§ **Work instructions**
Find the lines holding the string "Period" in the data, then copy all of them.

§ **Supplied material**
>> Start
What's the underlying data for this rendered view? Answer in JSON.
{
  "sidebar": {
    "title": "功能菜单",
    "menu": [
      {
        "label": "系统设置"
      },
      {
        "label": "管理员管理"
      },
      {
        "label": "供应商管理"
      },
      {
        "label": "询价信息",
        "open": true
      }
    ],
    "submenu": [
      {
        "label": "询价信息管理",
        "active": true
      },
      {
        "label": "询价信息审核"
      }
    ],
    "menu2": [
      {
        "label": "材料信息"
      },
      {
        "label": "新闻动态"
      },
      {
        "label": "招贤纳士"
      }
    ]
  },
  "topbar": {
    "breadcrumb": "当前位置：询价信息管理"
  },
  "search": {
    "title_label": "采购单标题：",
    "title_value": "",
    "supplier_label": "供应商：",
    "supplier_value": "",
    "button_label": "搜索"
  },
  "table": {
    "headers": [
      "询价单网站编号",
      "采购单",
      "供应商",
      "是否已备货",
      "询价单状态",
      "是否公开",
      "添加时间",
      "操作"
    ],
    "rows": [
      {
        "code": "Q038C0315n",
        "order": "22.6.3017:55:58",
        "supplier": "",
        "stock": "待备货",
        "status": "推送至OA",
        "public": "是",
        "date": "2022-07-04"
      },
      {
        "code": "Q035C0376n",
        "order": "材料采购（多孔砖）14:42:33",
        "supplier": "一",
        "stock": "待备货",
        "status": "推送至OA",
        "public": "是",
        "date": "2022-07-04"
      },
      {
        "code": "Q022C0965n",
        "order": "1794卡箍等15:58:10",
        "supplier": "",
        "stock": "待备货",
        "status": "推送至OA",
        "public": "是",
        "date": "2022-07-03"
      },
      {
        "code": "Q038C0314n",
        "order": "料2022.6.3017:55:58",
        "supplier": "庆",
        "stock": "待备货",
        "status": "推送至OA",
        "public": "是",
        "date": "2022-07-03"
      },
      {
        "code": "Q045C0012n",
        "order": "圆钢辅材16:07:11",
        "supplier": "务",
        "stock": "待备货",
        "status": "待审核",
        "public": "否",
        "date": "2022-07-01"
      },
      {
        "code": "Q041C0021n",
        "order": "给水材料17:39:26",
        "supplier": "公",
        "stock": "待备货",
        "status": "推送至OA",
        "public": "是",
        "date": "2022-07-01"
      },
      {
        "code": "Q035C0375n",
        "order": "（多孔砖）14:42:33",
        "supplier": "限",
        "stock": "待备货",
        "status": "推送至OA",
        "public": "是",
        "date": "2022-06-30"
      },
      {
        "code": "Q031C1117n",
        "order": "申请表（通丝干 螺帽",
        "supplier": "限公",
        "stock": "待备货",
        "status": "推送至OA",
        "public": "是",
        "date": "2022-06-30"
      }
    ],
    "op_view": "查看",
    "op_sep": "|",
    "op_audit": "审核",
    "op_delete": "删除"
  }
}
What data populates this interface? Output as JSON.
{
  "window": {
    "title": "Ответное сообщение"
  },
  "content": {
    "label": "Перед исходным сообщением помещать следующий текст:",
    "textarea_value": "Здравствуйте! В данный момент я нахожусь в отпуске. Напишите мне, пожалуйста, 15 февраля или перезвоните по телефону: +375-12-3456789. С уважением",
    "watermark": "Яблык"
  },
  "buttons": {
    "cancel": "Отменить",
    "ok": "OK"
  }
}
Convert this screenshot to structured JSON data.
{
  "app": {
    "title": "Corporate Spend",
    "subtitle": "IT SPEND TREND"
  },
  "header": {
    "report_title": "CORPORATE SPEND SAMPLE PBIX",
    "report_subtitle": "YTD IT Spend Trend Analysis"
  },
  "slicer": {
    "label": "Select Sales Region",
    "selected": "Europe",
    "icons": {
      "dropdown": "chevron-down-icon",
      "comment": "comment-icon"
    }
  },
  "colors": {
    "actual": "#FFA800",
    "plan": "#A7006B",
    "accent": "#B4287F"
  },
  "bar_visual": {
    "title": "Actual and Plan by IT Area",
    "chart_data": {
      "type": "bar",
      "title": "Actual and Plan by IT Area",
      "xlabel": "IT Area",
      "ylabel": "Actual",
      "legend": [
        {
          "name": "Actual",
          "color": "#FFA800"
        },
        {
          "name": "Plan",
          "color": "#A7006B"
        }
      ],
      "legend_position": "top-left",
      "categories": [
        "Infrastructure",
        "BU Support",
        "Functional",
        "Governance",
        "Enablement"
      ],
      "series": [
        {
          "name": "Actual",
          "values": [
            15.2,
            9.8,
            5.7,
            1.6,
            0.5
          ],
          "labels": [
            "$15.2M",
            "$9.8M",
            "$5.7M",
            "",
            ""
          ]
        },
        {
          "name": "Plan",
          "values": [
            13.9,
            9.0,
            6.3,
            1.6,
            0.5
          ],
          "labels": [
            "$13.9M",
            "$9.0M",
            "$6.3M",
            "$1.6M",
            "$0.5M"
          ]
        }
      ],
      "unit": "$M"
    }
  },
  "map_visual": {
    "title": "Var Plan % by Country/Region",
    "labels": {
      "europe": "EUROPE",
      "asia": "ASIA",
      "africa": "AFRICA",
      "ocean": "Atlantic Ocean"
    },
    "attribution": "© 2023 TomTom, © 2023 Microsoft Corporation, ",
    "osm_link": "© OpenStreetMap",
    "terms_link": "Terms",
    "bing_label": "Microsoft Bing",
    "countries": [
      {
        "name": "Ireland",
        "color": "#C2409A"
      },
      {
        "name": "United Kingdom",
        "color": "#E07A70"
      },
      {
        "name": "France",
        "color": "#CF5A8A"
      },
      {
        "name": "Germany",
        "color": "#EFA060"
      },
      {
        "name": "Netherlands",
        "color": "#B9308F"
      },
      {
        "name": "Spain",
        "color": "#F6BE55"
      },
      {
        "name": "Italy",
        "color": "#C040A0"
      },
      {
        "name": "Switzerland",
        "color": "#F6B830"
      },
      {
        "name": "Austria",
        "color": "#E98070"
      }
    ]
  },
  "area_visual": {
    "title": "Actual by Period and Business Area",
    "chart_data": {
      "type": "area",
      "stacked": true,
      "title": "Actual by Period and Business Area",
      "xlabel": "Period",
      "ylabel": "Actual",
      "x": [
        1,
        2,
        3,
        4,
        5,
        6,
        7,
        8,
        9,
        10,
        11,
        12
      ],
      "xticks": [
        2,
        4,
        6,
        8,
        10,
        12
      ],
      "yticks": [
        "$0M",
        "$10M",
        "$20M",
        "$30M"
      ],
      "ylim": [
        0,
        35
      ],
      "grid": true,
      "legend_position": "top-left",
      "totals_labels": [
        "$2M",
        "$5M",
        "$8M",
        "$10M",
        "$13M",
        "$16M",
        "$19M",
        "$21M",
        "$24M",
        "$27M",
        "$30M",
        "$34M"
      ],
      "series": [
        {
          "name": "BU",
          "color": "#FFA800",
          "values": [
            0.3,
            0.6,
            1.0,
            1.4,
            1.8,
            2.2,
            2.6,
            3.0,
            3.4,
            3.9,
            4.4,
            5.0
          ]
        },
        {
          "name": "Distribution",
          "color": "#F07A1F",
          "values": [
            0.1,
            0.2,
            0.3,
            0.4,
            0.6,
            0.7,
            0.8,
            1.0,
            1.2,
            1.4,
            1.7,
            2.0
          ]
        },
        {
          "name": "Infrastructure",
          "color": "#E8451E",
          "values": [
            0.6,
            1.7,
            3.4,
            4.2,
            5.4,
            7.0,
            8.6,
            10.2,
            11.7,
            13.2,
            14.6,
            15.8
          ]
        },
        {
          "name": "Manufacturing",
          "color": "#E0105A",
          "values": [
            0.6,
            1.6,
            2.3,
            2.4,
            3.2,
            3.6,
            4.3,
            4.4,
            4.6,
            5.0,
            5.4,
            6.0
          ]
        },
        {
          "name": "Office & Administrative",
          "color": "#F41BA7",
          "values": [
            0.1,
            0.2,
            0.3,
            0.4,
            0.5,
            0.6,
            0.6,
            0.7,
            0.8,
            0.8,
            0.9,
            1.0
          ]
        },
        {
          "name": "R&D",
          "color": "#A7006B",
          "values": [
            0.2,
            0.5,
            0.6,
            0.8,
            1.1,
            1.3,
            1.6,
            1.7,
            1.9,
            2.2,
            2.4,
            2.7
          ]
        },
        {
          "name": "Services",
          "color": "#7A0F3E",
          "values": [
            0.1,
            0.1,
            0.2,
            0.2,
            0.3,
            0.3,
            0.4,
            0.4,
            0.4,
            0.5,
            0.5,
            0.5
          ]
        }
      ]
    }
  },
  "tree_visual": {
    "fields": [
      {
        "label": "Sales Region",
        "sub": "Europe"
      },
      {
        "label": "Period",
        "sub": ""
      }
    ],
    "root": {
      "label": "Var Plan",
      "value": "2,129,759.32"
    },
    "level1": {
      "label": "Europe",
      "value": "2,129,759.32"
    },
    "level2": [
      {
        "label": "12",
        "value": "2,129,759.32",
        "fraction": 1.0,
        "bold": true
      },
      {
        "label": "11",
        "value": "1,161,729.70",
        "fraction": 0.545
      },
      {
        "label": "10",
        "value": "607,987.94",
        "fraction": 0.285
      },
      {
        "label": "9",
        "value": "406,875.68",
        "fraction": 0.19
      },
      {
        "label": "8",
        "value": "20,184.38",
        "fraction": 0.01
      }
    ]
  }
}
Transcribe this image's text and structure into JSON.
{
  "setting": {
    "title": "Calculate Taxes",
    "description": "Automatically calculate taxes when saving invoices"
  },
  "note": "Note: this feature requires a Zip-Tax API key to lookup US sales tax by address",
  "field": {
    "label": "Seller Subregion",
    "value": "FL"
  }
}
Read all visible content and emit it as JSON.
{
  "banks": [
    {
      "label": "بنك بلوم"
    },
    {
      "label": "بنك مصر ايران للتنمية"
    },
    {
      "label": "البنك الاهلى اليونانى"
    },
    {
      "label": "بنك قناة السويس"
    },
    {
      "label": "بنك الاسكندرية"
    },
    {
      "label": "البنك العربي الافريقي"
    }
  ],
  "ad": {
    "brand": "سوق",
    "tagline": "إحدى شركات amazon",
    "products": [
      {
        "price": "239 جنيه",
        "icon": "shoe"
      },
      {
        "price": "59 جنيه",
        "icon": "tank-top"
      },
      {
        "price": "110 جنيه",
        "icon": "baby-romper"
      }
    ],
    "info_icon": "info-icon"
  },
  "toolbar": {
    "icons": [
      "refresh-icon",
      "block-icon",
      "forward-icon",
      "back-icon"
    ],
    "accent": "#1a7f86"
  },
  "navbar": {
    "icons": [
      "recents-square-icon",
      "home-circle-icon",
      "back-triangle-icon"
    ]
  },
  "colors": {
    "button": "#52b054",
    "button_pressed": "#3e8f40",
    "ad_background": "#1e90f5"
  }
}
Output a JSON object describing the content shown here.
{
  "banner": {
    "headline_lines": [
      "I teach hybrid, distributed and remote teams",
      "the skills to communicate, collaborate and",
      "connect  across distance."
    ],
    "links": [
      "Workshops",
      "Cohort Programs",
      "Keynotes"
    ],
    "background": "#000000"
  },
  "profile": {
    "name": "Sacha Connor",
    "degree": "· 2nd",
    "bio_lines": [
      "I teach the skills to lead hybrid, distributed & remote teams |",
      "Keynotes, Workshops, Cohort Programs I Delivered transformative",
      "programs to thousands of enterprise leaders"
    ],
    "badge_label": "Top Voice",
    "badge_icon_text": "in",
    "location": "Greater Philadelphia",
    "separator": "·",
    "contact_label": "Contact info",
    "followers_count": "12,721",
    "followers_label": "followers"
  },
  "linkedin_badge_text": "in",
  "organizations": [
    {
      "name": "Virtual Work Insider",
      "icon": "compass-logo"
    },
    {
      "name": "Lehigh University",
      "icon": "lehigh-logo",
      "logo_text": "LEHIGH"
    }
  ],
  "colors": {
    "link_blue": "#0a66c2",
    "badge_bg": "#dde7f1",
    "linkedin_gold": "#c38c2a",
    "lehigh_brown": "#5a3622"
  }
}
>> End
§ **Written answer**
    "title": "Actual by Period and Business Area",
      "title": "Actual by Period and Business Area",
      "xlabel": "Period",
        "label": "Period",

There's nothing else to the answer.